SHORT EXERCISE:
Go through the material below and copy all lines with "إسحاق".

---- GIVEN DATA

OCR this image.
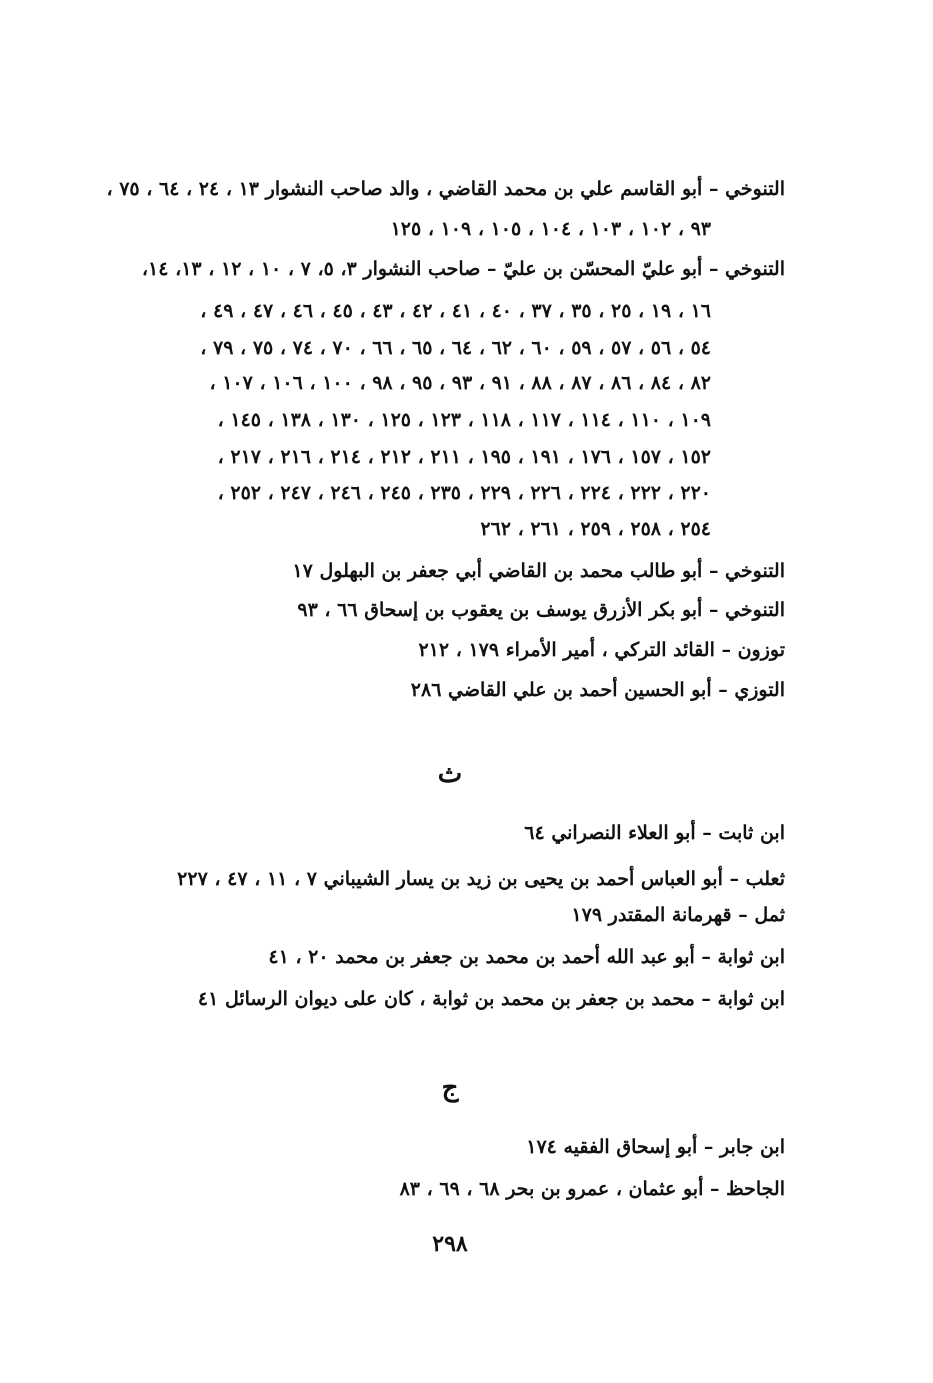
التنوخي – أبو القاسم علي بن محمد القاضي ، والد صاحب النشوار ١٣ ، ٢٤ ، ٦٤ ، ٧٥ ،
٩٣ ، ١٠٢ ، ١٠٣ ، ١٠٤ ، ١٠٥ ، ١٠٩ ، ١٢٥
التنوخي – أبو عليّ المحسّن بن عليّ – صاحب النشوار ٣، ٥، ٧ ، ١٠ ، ١٢ ، ١٣، ١٤،
١٦ ، ١٩ ، ٢٥ ، ٣٥ ، ٣٧ ، ٤٠ ، ٤١ ، ٤٢ ، ٤٣ ، ٤٥ ، ٤٦ ، ٤٧ ، ٤٩ ،
٥٤ ، ٥٦ ، ٥٧ ، ٥٩ ، ٦٠ ، ٦٢ ، ٦٤ ، ٦٥ ، ٦٦ ، ٧٠ ، ٧٤ ، ٧٥ ، ٧٩ ،
٨٢ ، ٨٤ ، ٨٦ ، ٨٧ ، ٨٨ ، ٩١ ، ٩٣ ، ٩٥ ، ٩٨ ، ١٠٠ ، ١٠٦ ، ١٠٧ ،
١٠٩ ، ١١٠ ، ١١٤ ، ١١٧ ، ١١٨ ، ١٢٣ ، ١٢٥ ، ١٣٠ ، ١٣٨ ، ١٤٥ ،
١٥٢ ، ١٥٧ ، ١٧٦ ، ١٩١ ، ١٩٥ ، ٢١١ ، ٢١٢ ، ٢١٤ ، ٢١٦ ، ٢١٧ ،
٢٢٠ ، ٢٢٢ ، ٢٢٤ ، ٢٢٦ ، ٢٢٩ ، ٢٣٥ ، ٢٤٥ ، ٢٤٦ ، ٢٤٧ ، ٢٥٢ ،
٢٥٤ ، ٢٥٨ ، ٢٥٩ ، ٢٦١ ، ٢٦٢
التنوخي – أبو طالب محمد بن القاضي أبي جعفر بن البهلول ١٧
التنوخي – أبو بكر الأزرق يوسف بن يعقوب بن إسحاق ٦٦ ، ٩٣
توزون – القائد التركي ، أمير الأمراء ١٧٩ ، ٢١٢
التوزي – أبو الحسين أحمد بن علي القاضي ٢٨٦
ث
ابن ثابت – أبو العلاء النصراني ٦٤
ثعلب – أبو العباس أحمد بن يحيى بن زيد بن يسار الشيباني ٧ ، ١١ ، ٤٧ ، ٢٢٧
ثمل – قهرمانة المقتدر ١٧٩
ابن ثوابة – أبو عبد الله أحمد بن محمد بن جعفر بن محمد ٢٠ ، ٤١
ابن ثوابة – محمد بن جعفر بن محمد بن ثوابة ، كان على ديوان الرسائل ٤١
ج
ابن جابر – أبو إسحاق الفقيه ١٧٤
الجاحظ – أبو عثمان ، عمرو بن بحر ٦٨ ، ٦٩ ، ٨٣
٢٩٨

--------

ANSWER TO THE TASK:
التنوخي – أبو بكر الأزرق يوسف بن يعقوب بن إسحاق ٦٦ ، ٩٣
ابن جابر – أبو إسحاق الفقيه ١٧٤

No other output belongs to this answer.